===== RECORDS TO PROCESS
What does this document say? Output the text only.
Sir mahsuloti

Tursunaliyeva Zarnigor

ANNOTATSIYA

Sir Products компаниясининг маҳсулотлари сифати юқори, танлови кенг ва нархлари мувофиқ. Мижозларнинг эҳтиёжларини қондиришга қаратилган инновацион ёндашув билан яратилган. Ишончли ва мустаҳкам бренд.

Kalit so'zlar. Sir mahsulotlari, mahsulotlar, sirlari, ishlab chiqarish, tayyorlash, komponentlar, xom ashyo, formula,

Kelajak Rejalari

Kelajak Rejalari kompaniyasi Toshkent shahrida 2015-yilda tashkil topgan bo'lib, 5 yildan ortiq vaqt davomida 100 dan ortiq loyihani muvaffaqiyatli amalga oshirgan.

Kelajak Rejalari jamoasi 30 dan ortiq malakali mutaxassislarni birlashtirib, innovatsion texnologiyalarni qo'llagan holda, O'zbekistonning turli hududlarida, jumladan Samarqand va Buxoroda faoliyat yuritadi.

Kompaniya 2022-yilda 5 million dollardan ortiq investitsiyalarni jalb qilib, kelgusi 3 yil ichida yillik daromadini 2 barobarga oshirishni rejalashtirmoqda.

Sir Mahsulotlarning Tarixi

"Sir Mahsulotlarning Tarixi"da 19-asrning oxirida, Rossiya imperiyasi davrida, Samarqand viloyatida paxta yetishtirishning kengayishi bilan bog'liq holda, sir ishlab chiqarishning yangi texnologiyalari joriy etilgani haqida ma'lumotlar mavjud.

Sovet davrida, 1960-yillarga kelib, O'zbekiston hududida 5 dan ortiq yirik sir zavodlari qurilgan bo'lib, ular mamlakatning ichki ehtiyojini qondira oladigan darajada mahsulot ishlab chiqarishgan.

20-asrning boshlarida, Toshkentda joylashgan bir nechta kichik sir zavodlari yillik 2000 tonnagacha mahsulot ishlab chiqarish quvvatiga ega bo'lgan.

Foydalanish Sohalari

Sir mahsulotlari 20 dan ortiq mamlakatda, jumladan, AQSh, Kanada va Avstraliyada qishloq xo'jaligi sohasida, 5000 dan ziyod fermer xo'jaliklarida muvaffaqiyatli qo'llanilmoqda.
==========
DESCRIPTION OF THE TASK:
Extract all the material, leaving every line as it is.

SOLUTION TO THIS EXERCISE:
What does this document say? Output the text only.
Sir mahsuloti

Tursunaliyeva Zarnigor

ANNOTATSIYA

Sir Products компаниясининг маҳсулотлари сифати юқори, танлови кенг ва нархлари мувофиқ. Мижозларнинг эҳтиёжларини қондиришга қаратилган инновацион ёндашув билан яратилган. Ишончли ва мустаҳкам бренд.

Kalit so'zlar. Sir mahsulotlari, mahsulotlar, sirlari, ishlab chiqarish, tayyorlash, komponentlar, xom ashyo, formula,

Kelajak Rejalari

Kelajak Rejalari kompaniyasi Toshkent shahrida 2015-yilda tashkil topgan bo'lib, 5 yildan ortiq vaqt davomida 100 dan ortiq loyihani muvaffaqiyatli amalga oshirgan.

Kelajak Rejalari jamoasi 30 dan ortiq malakali mutaxassislarni birlashtirib, innovatsion texnologiyalarni qo'llagan holda, O'zbekistonning turli hududlarida, jumladan Samarqand va Buxoroda faoliyat yuritadi.

Kompaniya 2022-yilda 5 million dollardan ortiq investitsiyalarni jalb qilib, kelgusi 3 yil ichida yillik daromadini 2 barobarga oshirishni rejalashtirmoqda.

Sir Mahsulotlarning Tarixi

"Sir Mahsulotlarning Tarixi"da 19-asrning oxirida, Rossiya imperiyasi davrida, Samarqand viloyatida paxta yetishtirishning kengayishi bilan bog'liq holda, sir ishlab chiqarishning yangi texnologiyalari joriy etilgani haqida ma'lumotlar mavjud.

Sovet davrida, 1960-yillarga kelib, O'zbekiston hududida 5 dan ortiq yirik sir zavodlari qurilgan bo'lib, ular mamlakatning ichki ehtiyojini qondira oladigan darajada mahsulot ishlab chiqarishgan.

20-asrning boshlarida, Toshkentda joylashgan bir nechta kichik sir zavodlari yillik 2000 tonnagacha mahsulot ishlab chiqarish quvvatiga ega bo'lgan.

Foydalanish Sohalari

Sir mahsulotlari 20 dan ortiq mamlakatda, jumladan, AQSh, Kanada va Avstraliyada qishloq xo'jaligi sohasida, 5000 dan ziyod fermer xo'jaliklarida muvaffaqiyatli qo'llanilmoqda.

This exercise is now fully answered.